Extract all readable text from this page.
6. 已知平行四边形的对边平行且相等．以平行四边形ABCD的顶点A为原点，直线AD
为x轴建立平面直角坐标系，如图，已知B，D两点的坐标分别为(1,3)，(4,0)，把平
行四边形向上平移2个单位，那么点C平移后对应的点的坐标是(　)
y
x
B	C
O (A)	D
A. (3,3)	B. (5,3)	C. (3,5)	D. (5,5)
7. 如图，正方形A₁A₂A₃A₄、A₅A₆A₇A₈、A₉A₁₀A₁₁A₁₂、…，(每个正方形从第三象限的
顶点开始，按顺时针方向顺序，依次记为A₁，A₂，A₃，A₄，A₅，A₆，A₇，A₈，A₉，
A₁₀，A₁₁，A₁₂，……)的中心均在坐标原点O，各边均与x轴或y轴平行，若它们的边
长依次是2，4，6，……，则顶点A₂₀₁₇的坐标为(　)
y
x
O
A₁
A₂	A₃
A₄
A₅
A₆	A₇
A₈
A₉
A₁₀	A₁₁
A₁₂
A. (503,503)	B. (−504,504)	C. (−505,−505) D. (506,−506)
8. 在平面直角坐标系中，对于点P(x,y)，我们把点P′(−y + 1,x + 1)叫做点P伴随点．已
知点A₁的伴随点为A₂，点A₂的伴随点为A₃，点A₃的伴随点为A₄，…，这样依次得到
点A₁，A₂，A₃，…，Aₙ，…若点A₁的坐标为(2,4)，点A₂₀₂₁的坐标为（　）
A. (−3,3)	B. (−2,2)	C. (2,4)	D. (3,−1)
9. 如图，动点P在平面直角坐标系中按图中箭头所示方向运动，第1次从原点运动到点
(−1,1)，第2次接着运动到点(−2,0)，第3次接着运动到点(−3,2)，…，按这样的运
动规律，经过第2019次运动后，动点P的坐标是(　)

> **Exercise brief**
Quote all the records exactly, please, leaving none out.

> **Expected answer**
Extract all readable text from this page.
6. 已知平行四边形的对边平行且相等．以平行四边形ABCD的顶点A为原点，直线AD
为x轴建立平面直角坐标系，如图，已知B，D两点的坐标分别为(1,3)，(4,0)，把平
行四边形向上平移2个单位，那么点C平移后对应的点的坐标是(　)
y
x
B	C
O (A)	D
A. (3,3)	B. (5,3)	C. (3,5)	D. (5,5)
7. 如图，正方形A₁A₂A₃A₄、A₅A₆A₇A₈、A₉A₁₀A₁₁A₁₂、…，(每个正方形从第三象限的
顶点开始，按顺时针方向顺序，依次记为A₁，A₂，A₃，A₄，A₅，A₆，A₇，A₈，A₉，
A₁₀，A₁₁，A₁₂，……)的中心均在坐标原点O，各边均与x轴或y轴平行，若它们的边
长依次是2，4，6，……，则顶点A₂₀₁₇的坐标为(　)
y
x
O
A₁
A₂	A₃
A₄
A₅
A₆	A₇
A₈
A₉
A₁₀	A₁₁
A₁₂
A. (503,503)	B. (−504,504)	C. (−505,−505) D. (506,−506)
8. 在平面直角坐标系中，对于点P(x,y)，我们把点P′(−y + 1,x + 1)叫做点P伴随点．已
知点A₁的伴随点为A₂，点A₂的伴随点为A₃，点A₃的伴随点为A₄，…，这样依次得到
点A₁，A₂，A₃，…，Aₙ，…若点A₁的坐标为(2,4)，点A₂₀₂₁的坐标为（　）
A. (−3,3)	B. (−2,2)	C. (2,4)	D. (3,−1)
9. 如图，动点P在平面直角坐标系中按图中箭头所示方向运动，第1次从原点运动到点
(−1,1)，第2次接着运动到点(−2,0)，第3次接着运动到点(−3,2)，…，按这样的运
动规律，经过第2019次运动后，动点P的坐标是(　)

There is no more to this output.